[Start of Stored data]

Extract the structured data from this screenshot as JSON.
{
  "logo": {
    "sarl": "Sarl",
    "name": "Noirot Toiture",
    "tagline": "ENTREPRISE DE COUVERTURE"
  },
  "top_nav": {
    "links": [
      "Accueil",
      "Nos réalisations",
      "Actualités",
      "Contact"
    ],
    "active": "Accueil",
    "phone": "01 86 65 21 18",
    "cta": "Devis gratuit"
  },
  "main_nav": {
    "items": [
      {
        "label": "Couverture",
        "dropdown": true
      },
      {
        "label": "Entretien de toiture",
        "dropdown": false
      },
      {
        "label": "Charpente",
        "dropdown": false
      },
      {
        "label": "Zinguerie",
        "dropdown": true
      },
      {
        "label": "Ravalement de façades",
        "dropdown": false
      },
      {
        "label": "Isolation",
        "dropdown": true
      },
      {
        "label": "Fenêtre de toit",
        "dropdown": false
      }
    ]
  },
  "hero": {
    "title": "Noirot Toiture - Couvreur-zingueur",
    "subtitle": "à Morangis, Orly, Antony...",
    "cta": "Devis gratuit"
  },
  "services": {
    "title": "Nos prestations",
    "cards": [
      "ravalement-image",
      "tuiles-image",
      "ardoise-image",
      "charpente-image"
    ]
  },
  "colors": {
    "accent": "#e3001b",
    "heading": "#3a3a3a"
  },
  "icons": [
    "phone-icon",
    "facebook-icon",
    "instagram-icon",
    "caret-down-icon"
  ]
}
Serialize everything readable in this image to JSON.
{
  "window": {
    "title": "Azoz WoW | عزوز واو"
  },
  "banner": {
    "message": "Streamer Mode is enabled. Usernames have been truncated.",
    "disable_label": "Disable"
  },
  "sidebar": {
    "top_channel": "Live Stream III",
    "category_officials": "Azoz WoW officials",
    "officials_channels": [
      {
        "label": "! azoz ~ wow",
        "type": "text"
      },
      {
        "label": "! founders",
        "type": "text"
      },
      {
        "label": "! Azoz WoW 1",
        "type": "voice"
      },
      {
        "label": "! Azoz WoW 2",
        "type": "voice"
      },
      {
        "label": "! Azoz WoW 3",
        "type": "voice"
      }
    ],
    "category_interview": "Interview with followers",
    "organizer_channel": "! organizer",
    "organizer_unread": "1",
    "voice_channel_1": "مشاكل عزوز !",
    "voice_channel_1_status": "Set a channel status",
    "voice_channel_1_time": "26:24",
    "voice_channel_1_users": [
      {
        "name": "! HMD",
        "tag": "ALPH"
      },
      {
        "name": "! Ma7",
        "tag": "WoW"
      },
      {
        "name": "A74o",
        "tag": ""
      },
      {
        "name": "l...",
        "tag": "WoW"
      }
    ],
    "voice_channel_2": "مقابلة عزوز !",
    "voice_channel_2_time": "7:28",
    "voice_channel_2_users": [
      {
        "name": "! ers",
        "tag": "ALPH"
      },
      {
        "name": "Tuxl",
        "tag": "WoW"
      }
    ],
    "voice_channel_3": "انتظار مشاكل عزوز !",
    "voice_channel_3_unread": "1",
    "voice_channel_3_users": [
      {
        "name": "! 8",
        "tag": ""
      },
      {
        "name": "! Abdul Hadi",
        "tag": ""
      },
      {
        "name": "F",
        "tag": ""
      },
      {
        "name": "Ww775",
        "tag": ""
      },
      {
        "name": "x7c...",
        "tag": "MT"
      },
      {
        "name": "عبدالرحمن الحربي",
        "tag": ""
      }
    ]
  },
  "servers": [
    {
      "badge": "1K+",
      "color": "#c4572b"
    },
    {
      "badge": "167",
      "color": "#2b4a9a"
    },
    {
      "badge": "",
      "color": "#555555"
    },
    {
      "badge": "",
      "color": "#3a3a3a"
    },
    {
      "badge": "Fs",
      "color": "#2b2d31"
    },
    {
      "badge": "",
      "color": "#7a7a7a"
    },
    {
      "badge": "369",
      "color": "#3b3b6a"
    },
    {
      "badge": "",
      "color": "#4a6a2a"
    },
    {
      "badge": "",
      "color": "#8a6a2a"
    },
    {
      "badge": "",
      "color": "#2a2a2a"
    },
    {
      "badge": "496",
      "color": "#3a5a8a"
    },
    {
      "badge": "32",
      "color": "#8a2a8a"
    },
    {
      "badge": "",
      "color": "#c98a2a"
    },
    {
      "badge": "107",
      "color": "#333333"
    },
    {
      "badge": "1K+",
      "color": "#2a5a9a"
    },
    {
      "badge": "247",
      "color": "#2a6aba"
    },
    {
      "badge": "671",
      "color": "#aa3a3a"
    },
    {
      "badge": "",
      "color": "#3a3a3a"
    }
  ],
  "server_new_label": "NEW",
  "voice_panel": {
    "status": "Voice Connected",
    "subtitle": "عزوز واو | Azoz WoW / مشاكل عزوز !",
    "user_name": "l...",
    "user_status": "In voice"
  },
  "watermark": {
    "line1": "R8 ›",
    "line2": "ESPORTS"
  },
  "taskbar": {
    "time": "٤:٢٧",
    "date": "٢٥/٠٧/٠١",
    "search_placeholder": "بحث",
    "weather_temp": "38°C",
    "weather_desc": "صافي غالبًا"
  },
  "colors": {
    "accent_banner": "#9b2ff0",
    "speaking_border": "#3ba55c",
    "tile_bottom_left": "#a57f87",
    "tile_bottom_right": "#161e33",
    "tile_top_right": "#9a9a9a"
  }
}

[End of Stored data]

* [Goal]: Which lines contain "Noirot"? Show each of them.

* [Response for this exercise]:
    "name": "Noirot Toiture",
    "title": "Noirot Toiture - Couvreur-zingueur",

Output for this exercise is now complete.